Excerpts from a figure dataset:
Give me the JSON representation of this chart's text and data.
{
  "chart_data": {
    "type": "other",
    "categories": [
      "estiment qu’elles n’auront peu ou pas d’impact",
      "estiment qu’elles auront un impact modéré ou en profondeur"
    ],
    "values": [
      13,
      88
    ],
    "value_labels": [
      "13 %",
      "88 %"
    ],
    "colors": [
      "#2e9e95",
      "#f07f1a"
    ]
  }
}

**SHORT TASK**
Restate each entry exactly, skipping none.

**IN RESPONSE**
Give me the JSON representation of this chart's text and data.
{
  "chart_data": {
    "type": "other",
    "categories": [
      "estiment qu’elles n’auront peu ou pas d’impact",
      "estiment qu’elles auront un impact modéré ou en profondeur"
    ],
    "values": [
      13,
      88
    ],
    "value_labels": [
      "13 %",
      "88 %"
    ],
    "colors": [
      "#2e9e95",
      "#f07f1a"
    ]
  }
}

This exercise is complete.